- [TASK OBJECTIVE]
What is the count of lines that hold the word "Operating"? Give only the number.

- [PROVIDED RECORDS]

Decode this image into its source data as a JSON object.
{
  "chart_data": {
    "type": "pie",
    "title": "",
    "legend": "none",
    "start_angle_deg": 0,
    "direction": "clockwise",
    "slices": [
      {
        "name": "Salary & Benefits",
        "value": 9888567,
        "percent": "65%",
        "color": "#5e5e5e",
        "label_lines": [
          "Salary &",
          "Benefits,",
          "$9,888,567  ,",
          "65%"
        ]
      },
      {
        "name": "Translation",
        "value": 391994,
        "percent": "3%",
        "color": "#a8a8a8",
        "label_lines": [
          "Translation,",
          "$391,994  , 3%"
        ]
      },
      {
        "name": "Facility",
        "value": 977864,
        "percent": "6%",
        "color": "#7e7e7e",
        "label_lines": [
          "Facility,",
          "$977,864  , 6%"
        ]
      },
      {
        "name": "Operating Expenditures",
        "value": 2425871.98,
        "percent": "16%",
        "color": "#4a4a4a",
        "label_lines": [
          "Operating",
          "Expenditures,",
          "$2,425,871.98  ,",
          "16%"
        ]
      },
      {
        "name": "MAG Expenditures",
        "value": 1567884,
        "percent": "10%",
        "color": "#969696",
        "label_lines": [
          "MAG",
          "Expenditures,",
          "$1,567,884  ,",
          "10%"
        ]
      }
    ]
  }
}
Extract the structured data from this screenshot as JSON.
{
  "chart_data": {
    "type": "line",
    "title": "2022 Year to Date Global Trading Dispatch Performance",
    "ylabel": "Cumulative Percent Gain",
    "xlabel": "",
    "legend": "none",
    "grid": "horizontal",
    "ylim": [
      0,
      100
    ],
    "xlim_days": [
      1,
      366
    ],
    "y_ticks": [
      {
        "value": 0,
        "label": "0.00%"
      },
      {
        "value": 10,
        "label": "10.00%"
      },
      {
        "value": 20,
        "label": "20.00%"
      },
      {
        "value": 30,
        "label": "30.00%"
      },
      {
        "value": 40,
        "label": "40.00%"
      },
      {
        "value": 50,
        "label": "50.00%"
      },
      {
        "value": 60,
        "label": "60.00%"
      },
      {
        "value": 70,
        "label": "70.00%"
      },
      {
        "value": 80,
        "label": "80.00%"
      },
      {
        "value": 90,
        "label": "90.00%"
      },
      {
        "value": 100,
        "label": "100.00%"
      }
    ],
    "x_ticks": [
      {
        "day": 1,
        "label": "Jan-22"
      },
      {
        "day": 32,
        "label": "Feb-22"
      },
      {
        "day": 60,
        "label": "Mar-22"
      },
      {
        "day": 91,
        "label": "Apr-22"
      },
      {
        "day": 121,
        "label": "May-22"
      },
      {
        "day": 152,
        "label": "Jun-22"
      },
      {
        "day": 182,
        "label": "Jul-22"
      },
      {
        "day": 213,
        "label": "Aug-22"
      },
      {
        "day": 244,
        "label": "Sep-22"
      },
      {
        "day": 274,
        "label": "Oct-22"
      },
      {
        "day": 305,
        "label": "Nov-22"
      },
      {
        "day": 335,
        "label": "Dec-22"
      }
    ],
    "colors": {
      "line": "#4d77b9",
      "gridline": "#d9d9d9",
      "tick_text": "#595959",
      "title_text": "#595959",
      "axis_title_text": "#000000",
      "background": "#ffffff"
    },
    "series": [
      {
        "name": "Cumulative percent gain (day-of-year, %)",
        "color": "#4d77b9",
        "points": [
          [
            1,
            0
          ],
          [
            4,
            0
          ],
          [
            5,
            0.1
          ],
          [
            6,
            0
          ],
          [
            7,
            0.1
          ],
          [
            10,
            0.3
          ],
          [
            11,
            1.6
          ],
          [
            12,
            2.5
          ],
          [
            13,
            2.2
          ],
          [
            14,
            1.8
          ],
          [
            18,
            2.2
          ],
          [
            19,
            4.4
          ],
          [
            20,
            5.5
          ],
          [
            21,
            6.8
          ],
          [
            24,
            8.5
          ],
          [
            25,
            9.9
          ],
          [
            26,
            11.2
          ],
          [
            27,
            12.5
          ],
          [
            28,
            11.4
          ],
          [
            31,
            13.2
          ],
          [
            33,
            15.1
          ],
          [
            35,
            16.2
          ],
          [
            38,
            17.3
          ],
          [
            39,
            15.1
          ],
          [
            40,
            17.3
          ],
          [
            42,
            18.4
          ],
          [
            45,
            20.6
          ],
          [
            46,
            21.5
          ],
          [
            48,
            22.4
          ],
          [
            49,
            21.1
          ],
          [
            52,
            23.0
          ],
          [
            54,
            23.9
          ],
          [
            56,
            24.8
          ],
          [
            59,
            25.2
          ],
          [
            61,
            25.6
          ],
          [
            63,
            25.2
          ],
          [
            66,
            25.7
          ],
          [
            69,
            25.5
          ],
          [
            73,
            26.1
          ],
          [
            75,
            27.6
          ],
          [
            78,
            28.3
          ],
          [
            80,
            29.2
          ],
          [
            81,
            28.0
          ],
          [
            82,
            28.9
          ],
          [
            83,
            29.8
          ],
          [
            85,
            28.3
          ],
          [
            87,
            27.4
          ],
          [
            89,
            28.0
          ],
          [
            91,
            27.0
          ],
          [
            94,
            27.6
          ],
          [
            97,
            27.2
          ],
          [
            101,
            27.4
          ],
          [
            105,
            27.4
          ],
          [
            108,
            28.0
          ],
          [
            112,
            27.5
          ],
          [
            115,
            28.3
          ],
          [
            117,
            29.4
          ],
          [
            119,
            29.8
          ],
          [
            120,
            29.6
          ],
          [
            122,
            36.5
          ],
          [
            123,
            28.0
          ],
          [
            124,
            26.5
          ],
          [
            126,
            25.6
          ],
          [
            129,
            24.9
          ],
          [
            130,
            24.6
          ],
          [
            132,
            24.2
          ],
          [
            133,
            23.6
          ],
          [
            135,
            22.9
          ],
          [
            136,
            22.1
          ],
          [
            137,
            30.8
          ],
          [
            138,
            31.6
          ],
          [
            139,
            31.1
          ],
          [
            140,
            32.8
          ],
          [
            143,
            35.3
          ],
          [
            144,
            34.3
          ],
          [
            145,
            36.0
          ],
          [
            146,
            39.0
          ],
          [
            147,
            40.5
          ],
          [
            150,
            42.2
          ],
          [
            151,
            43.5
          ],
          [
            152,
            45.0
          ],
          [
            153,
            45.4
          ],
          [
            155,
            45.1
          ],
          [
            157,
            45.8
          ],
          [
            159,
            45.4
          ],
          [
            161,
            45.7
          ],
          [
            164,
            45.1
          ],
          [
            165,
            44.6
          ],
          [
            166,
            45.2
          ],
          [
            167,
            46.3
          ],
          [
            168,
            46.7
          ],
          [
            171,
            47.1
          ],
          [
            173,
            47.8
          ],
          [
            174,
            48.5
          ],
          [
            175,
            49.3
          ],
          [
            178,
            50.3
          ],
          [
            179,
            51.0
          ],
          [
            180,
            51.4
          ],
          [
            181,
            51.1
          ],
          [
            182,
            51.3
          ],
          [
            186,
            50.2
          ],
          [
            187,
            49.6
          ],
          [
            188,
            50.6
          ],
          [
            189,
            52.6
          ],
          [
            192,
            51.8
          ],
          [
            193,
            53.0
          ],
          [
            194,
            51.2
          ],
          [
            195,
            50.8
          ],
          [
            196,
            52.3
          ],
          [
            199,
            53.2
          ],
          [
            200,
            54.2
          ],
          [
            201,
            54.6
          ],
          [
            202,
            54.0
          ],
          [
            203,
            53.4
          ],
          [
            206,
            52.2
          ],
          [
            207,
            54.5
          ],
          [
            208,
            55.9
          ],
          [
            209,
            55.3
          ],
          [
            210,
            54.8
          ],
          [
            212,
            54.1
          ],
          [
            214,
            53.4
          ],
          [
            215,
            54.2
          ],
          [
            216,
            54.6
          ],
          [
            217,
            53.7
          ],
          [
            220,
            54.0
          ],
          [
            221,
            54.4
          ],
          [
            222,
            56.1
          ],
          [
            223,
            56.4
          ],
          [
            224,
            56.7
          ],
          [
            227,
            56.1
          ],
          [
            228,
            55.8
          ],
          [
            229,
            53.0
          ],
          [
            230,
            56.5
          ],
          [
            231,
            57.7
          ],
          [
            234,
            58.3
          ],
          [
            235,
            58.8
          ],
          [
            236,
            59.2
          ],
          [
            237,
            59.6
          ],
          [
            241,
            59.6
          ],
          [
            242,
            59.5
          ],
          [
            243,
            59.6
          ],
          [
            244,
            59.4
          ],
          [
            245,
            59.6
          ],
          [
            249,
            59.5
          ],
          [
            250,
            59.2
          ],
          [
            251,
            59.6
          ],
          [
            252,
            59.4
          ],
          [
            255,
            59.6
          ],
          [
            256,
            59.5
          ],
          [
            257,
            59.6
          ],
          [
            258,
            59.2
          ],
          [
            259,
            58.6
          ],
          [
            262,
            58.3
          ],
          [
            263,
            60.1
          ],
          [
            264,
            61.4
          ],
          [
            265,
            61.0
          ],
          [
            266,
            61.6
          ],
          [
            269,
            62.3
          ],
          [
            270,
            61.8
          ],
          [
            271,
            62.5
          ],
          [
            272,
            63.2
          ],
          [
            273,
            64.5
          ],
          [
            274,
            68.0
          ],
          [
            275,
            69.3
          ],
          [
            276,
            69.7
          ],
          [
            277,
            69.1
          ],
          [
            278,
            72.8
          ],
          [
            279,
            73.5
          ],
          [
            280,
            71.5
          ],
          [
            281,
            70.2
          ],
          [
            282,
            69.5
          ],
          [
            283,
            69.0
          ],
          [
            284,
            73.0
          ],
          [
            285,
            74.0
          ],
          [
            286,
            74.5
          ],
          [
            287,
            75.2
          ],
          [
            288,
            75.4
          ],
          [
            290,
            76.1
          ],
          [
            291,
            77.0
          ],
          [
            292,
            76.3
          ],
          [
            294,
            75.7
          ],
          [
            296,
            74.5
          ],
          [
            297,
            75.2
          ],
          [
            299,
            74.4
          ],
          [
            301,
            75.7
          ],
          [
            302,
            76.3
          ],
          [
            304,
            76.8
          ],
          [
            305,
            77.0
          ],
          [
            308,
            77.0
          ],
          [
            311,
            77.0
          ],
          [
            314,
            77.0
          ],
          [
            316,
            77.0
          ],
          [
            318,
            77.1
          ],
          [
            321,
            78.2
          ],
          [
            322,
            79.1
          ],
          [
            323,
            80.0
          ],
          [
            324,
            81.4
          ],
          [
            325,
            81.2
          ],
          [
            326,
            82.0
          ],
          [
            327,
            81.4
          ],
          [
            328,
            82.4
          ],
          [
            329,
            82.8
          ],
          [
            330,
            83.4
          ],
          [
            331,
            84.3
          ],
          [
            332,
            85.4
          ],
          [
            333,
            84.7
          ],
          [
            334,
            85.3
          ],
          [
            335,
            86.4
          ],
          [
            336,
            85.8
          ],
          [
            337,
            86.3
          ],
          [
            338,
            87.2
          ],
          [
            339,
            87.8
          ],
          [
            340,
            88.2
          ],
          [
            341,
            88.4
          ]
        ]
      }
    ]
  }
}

- [COMPLETED TASK]
2